WHAT YOU WILL DO. Extract every entry word for word. Skip the pictures.

DATA SHOWN.
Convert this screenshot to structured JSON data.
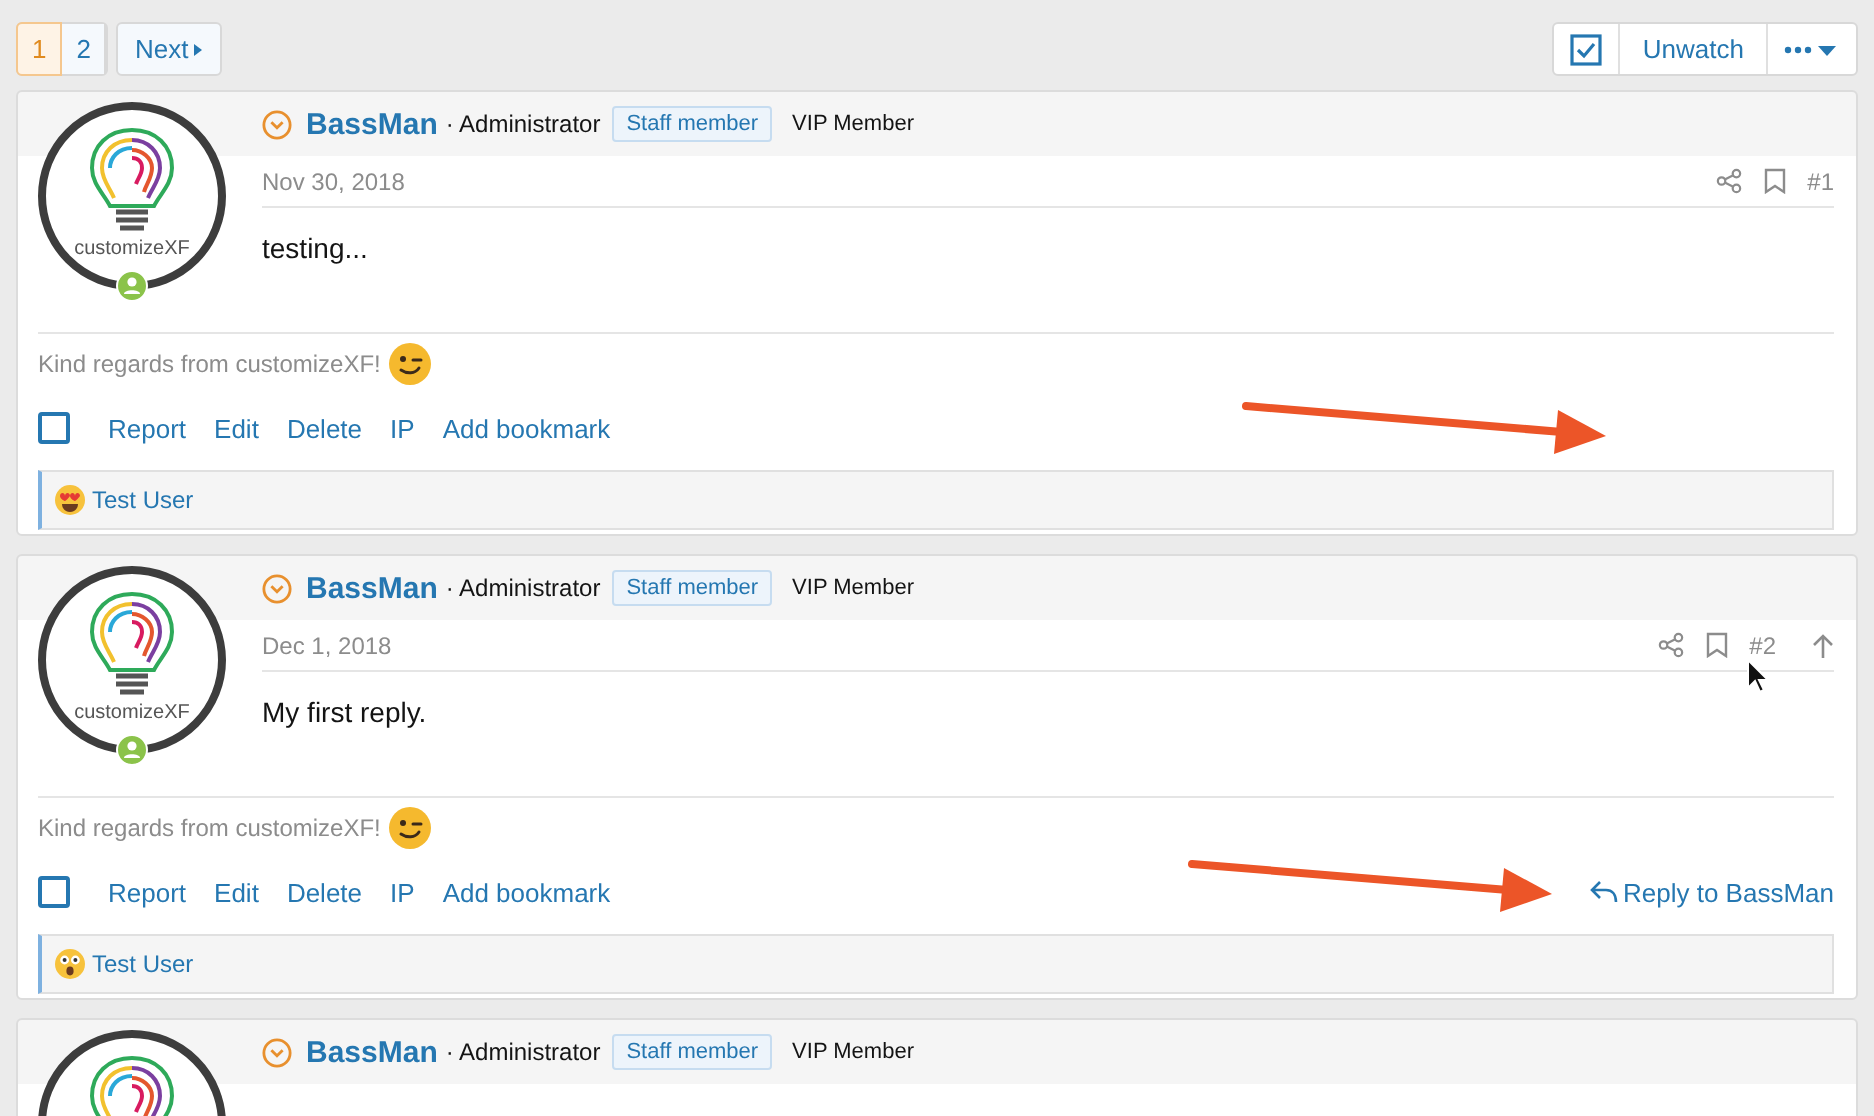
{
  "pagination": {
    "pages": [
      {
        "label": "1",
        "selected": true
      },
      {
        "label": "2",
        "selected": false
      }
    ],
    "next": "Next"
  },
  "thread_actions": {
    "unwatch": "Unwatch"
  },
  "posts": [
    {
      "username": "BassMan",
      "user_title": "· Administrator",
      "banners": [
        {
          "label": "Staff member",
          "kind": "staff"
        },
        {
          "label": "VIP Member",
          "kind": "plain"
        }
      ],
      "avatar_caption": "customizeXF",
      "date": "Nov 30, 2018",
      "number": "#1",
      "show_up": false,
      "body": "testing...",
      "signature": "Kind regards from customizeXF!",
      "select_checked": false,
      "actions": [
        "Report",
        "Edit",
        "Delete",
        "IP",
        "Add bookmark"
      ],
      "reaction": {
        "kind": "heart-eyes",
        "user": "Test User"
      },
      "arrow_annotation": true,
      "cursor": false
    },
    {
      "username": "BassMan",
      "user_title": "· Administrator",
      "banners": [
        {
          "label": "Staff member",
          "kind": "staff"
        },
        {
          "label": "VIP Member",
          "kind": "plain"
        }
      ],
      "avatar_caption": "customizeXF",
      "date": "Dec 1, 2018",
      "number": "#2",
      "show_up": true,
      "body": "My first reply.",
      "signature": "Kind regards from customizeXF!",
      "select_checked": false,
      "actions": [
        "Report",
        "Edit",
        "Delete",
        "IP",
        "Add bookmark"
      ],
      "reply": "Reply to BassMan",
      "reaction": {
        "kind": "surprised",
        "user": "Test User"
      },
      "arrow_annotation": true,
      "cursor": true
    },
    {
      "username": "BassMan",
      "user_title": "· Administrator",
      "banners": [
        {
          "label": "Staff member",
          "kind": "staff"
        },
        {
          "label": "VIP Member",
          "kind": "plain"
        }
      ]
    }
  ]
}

ANSWER TO THIS TASK.
Convert this screenshot to structured JSON data.
{
  "pagination": {
    "pages": [
      {
        "label": "1",
        "selected": true
      },
      {
        "label": "2",
        "selected": false
      }
    ],
    "next": "Next"
  },
  "thread_actions": {
    "unwatch": "Unwatch"
  },
  "posts": [
    {
      "username": "BassMan",
      "user_title": "· Administrator",
      "banners": [
        {
          "label": "Staff member",
          "kind": "staff"
        },
        {
          "label": "VIP Member",
          "kind": "plain"
        }
      ],
      "avatar_caption": "customizeXF",
      "date": "Nov 30, 2018",
      "number": "#1",
      "show_up": false,
      "body": "testing...",
      "signature": "Kind regards from customizeXF!",
      "select_checked": false,
      "actions": [
        "Report",
        "Edit",
        "Delete",
        "IP",
        "Add bookmark"
      ],
      "reaction": {
        "kind": "heart-eyes",
        "user": "Test User"
      },
      "arrow_annotation": true,
      "cursor": false
    },
    {
      "username": "BassMan",
      "user_title": "· Administrator",
      "banners": [
        {
          "label": "Staff member",
          "kind": "staff"
        },
        {
          "label": "VIP Member",
          "kind": "plain"
        }
      ],
      "avatar_caption": "customizeXF",
      "date": "Dec 1, 2018",
      "number": "#2",
      "show_up": true,
      "body": "My first reply.",
      "signature": "Kind regards from customizeXF!",
      "select_checked": false,
      "actions": [
        "Report",
        "Edit",
        "Delete",
        "IP",
        "Add bookmark"
      ],
      "reply": "Reply to BassMan",
      "reaction": {
        "kind": "surprised",
        "user": "Test User"
      },
      "arrow_annotation": true,
      "cursor": true
    },
    {
      "username": "BassMan",
      "user_title": "· Administrator",
      "banners": [
        {
          "label": "Staff member",
          "kind": "staff"
        },
        {
          "label": "VIP Member",
          "kind": "plain"
        }
      ]
    }
  ]
}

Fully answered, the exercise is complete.